-------- Source data --------

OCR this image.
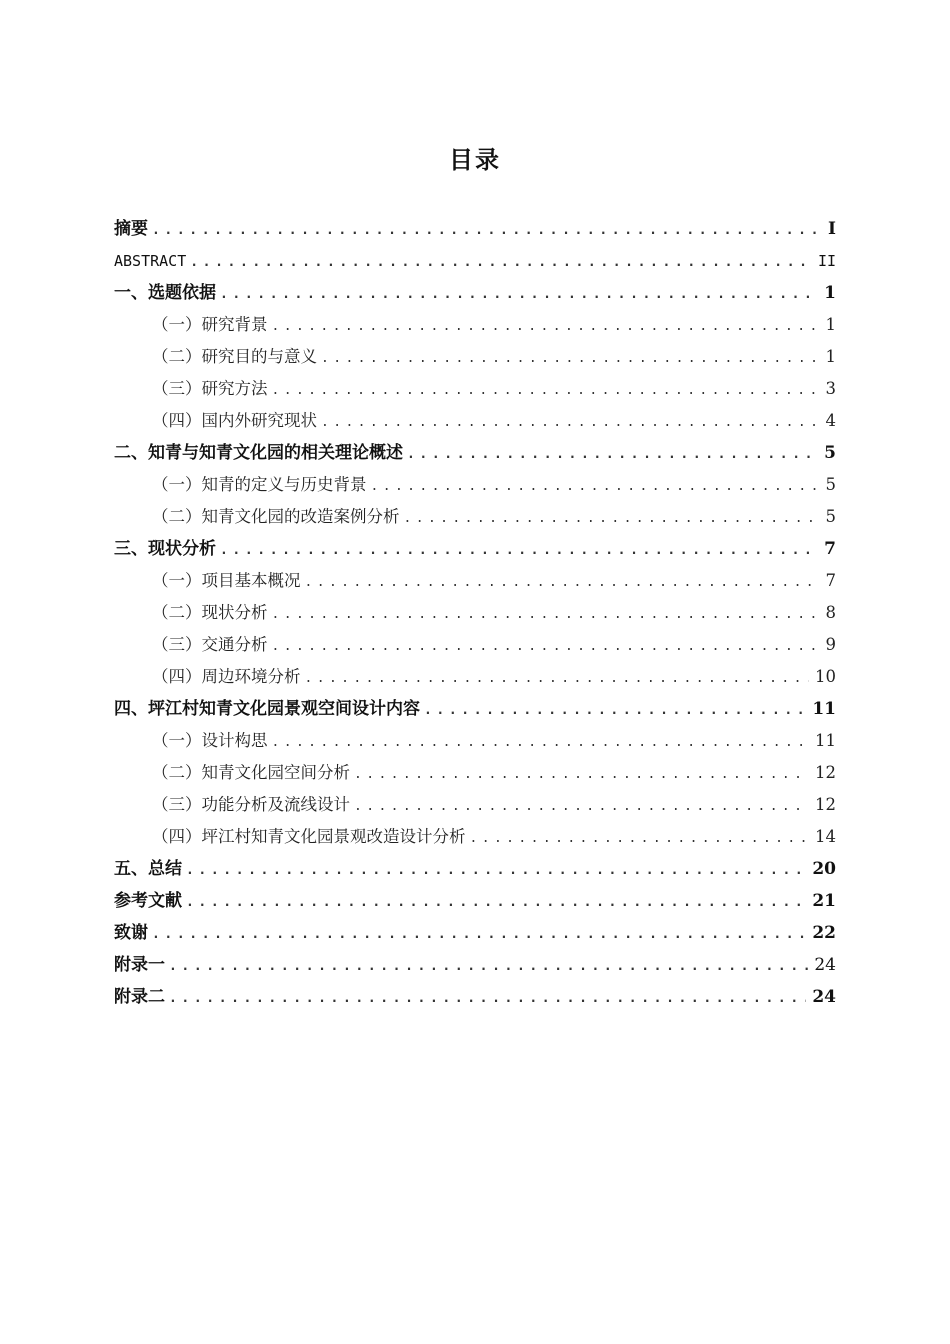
目录
摘要 .....	I
ABSTRACT .....	II
一、选题依据 .....	1
（一）研究背景 .....	1
（二）研究目的与意义 .....	1
（三）研究方法 .....	3
（四）国内外研究现状 .....	4
二、知青与知青文化园的相关理论概述 .....	5
（一）知青的定义与历史背景 .....	5
（二）知青文化园的改造案例分析 .....	5
三、现状分析 .....	7
（一）项目基本概况 .....	7
（二）现状分析 .....	8
（三）交通分析 .....	9
（四）周边环境分析 .....	10
四、坪江村知青文化园景观空间设计内容 .....	11
（一）设计构思 .....	11
（二）知青文化园空间分析 .....	12
（三）功能分析及流线设计 .....	12
（四）坪江村知青文化园景观改造设计分析 .....	14
五、总结 .....	20
参考文献 .....	21
致谢 .....	22
附录一 .....	24
附录二 .....	24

--------

• **Task instructions**
Reproduce the full material exactly, excluding the pictures.

• **Task response**
OCR this image.
目录
摘要 .....	I
ABSTRACT .....	II
一、选题依据 .....	1
（一）研究背景 .....	1
（二）研究目的与意义 .....	1
（三）研究方法 .....	3
（四）国内外研究现状 .....	4
二、知青与知青文化园的相关理论概述 .....	5
（一）知青的定义与历史背景 .....	5
（二）知青文化园的改造案例分析 .....	5
三、现状分析 .....	7
（一）项目基本概况 .....	7
（二）现状分析 .....	8
（三）交通分析 .....	9
（四）周边环境分析 .....	10
四、坪江村知青文化园景观空间设计内容 .....	11
（一）设计构思 .....	11
（二）知青文化园空间分析 .....	12
（三）功能分析及流线设计 .....	12
（四）坪江村知青文化园景观改造设计分析 .....	14
五、总结 .....	20
参考文献 .....	21
致谢 .....	22
附录一 .....	24
附录二 .....	24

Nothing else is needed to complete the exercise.